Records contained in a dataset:
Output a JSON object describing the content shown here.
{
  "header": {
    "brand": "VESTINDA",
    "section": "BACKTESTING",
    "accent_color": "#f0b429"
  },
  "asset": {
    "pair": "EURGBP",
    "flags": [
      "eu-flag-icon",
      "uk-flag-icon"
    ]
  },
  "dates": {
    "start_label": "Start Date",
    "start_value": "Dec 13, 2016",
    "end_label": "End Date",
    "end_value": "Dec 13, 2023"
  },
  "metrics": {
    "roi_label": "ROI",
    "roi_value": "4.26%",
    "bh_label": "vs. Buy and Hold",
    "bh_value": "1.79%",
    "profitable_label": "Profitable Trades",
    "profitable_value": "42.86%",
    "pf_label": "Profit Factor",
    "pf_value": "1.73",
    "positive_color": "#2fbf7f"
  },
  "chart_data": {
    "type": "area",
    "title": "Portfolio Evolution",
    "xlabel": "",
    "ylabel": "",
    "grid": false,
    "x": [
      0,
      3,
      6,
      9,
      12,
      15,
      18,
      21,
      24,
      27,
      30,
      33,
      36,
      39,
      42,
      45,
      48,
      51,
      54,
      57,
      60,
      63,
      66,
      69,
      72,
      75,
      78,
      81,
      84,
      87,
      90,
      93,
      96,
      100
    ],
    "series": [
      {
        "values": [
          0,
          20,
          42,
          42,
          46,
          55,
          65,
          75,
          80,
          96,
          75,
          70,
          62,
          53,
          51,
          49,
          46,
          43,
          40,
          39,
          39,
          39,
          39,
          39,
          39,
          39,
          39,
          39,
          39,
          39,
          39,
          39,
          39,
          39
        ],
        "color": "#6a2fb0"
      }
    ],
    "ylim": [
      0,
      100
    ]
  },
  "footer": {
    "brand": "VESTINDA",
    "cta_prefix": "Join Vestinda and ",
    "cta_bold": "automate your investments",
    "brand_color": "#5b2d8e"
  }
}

THE REQUEST.
Each entry above is to be quoted exactly.

FULL OUTPUT.
Output a JSON object describing the content shown here.
{
  "header": {
    "brand": "VESTINDA",
    "section": "BACKTESTING",
    "accent_color": "#f0b429"
  },
  "asset": {
    "pair": "EURGBP",
    "flags": [
      "eu-flag-icon",
      "uk-flag-icon"
    ]
  },
  "dates": {
    "start_label": "Start Date",
    "start_value": "Dec 13, 2016",
    "end_label": "End Date",
    "end_value": "Dec 13, 2023"
  },
  "metrics": {
    "roi_label": "ROI",
    "roi_value": "4.26%",
    "bh_label": "vs. Buy and Hold",
    "bh_value": "1.79%",
    "profitable_label": "Profitable Trades",
    "profitable_value": "42.86%",
    "pf_label": "Profit Factor",
    "pf_value": "1.73",
    "positive_color": "#2fbf7f"
  },
  "chart_data": {
    "type": "area",
    "title": "Portfolio Evolution",
    "xlabel": "",
    "ylabel": "",
    "grid": false,
    "x": [
      0,
      3,
      6,
      9,
      12,
      15,
      18,
      21,
      24,
      27,
      30,
      33,
      36,
      39,
      42,
      45,
      48,
      51,
      54,
      57,
      60,
      63,
      66,
      69,
      72,
      75,
      78,
      81,
      84,
      87,
      90,
      93,
      96,
      100
    ],
    "series": [
      {
        "values": [
          0,
          20,
          42,
          42,
          46,
          55,
          65,
          75,
          80,
          96,
          75,
          70,
          62,
          53,
          51,
          49,
          46,
          43,
          40,
          39,
          39,
          39,
          39,
          39,
          39,
          39,
          39,
          39,
          39,
          39,
          39,
          39,
          39,
          39
        ],
        "color": "#6a2fb0"
      }
    ],
    "ylim": [
      0,
      100
    ]
  },
  "footer": {
    "brand": "VESTINDA",
    "cta_prefix": "Join Vestinda and ",
    "cta_bold": "automate your investments",
    "brand_color": "#5b2d8e"
  }
}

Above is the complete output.